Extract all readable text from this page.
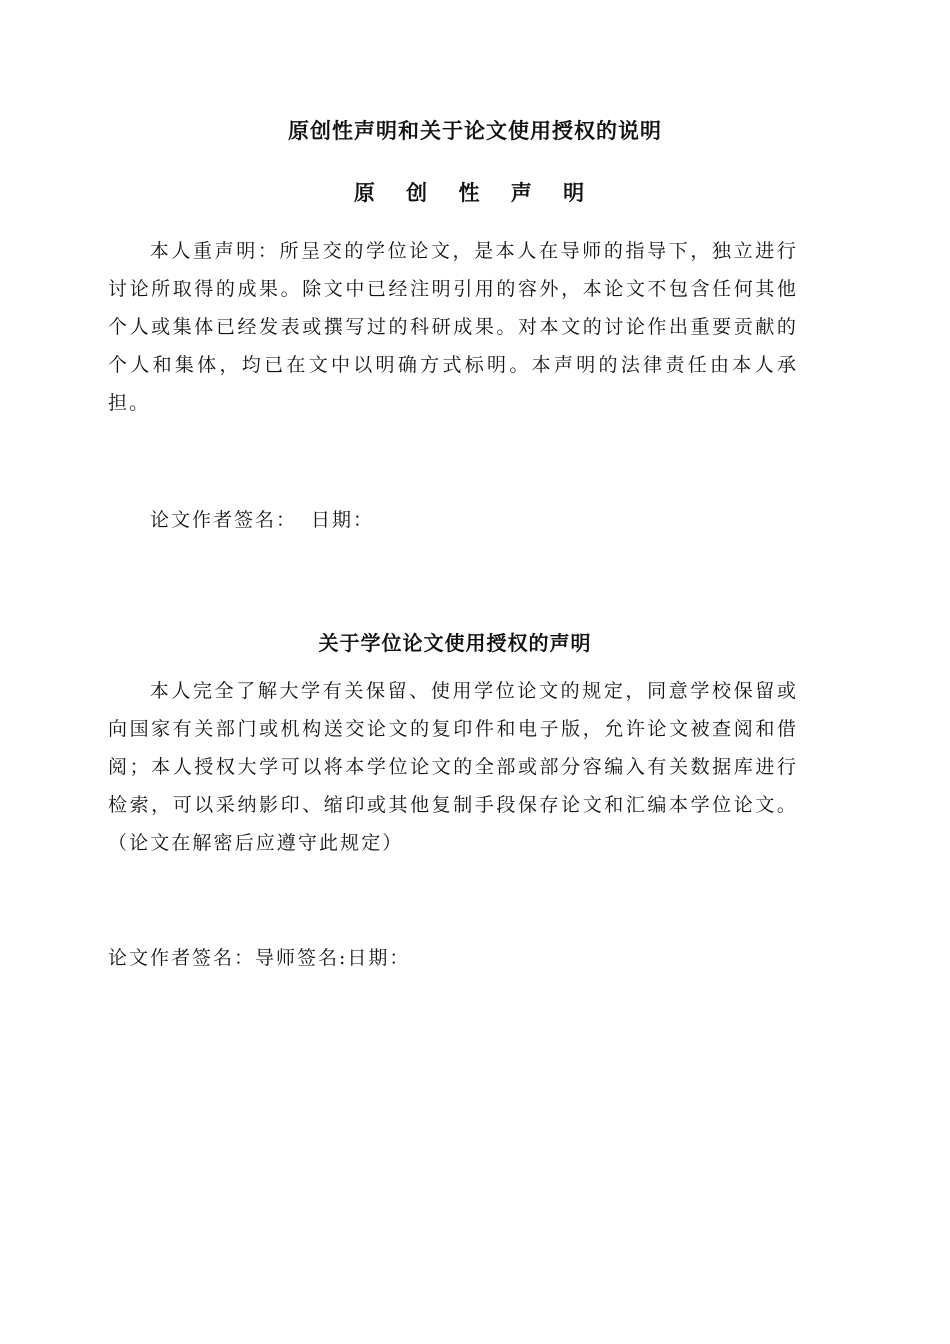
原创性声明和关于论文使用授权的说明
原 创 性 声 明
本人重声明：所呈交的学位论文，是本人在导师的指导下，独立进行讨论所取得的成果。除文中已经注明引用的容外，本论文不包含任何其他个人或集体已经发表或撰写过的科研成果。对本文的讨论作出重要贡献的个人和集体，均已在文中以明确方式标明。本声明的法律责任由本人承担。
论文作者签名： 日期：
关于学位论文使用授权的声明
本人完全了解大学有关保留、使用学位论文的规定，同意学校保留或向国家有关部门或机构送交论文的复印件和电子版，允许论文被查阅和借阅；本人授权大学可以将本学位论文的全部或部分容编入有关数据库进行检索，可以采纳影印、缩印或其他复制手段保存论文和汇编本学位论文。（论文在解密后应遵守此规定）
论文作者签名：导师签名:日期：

============================================================

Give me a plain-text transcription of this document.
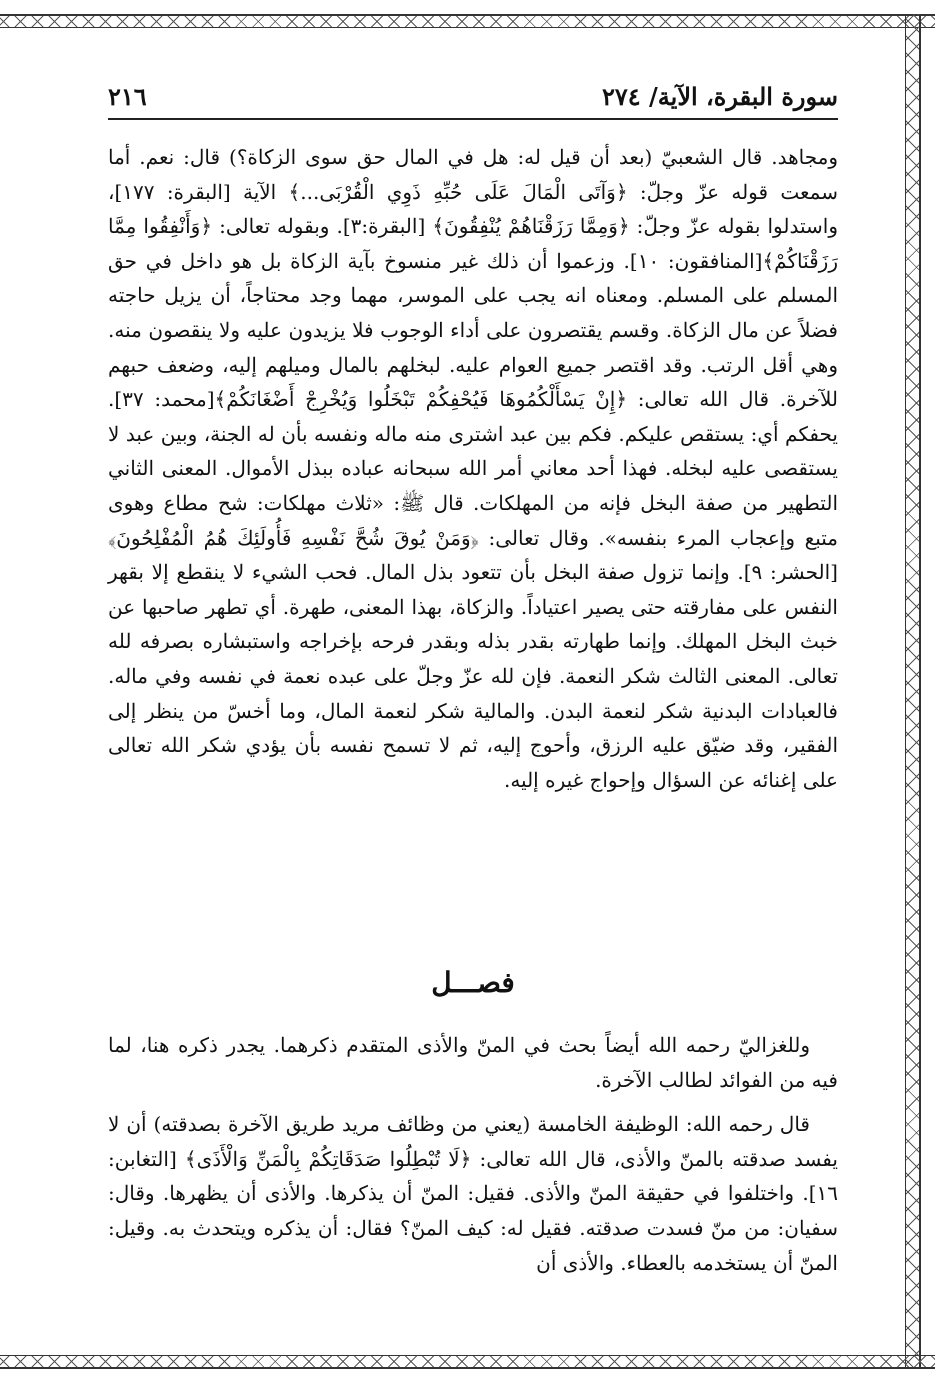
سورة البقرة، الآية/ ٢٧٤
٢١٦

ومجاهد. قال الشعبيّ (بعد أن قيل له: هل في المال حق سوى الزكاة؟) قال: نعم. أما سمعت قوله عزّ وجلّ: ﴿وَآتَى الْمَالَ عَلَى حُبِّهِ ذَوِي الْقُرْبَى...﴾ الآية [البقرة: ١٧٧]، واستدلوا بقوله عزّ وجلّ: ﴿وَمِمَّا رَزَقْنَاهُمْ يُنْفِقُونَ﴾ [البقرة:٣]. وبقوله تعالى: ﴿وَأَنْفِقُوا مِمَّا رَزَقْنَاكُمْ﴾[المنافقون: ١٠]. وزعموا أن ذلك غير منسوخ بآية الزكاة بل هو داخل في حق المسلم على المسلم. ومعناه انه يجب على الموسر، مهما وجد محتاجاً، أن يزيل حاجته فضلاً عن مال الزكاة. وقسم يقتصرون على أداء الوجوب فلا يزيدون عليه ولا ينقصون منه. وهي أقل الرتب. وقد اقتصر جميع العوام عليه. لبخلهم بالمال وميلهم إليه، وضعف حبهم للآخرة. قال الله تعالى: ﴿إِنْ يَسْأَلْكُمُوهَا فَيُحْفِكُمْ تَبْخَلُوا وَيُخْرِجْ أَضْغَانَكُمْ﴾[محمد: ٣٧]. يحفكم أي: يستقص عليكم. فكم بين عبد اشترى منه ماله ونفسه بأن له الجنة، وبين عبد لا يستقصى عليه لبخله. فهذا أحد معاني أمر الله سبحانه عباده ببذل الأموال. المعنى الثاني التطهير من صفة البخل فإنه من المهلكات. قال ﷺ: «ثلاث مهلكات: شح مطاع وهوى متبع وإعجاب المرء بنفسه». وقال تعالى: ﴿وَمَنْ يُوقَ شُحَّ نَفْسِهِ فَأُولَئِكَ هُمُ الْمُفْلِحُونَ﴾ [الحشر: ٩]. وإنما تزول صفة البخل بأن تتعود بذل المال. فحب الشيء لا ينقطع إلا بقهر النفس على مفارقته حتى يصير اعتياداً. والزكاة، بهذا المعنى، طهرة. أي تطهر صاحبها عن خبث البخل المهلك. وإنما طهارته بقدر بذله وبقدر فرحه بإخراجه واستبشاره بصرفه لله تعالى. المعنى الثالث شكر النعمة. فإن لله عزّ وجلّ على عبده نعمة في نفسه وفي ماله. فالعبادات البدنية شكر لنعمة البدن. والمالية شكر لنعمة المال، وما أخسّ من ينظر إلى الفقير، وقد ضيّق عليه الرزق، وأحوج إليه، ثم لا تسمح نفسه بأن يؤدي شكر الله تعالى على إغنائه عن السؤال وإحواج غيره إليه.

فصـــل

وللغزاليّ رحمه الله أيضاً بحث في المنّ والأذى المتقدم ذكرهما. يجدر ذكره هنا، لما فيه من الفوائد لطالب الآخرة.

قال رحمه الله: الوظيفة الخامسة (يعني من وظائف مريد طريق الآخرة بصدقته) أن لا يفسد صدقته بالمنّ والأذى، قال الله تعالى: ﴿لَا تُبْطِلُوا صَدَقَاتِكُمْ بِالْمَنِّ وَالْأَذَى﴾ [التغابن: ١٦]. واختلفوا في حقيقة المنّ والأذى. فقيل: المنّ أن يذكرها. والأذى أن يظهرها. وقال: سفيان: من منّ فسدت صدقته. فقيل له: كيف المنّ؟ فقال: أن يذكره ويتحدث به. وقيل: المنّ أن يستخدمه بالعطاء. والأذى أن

============================================================

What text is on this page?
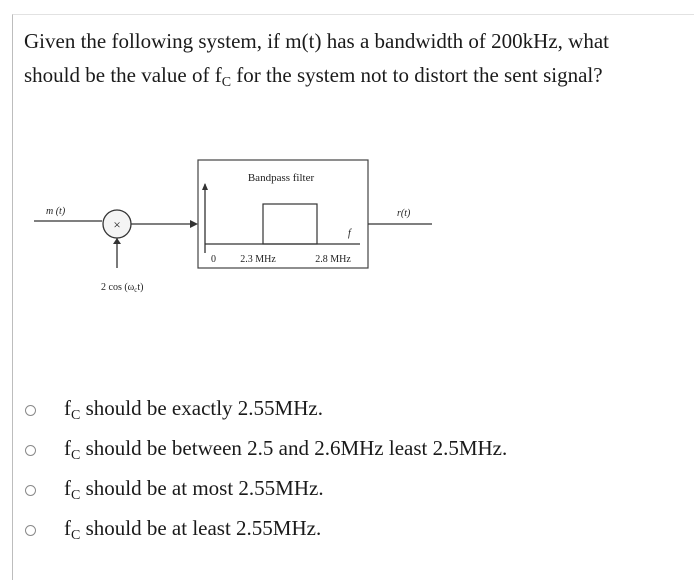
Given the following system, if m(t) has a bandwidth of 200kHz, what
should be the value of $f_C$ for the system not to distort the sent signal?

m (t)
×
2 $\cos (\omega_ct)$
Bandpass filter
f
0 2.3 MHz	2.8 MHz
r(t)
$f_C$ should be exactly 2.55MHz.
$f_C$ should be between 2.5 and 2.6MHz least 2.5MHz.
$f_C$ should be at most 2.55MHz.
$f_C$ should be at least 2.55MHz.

============================================================

**Stated task:** Select from the material above each line in which the string "page" appears, and list those lines.

**Solution for this problem:**
Extract all readable text from this page.
What text is on this page?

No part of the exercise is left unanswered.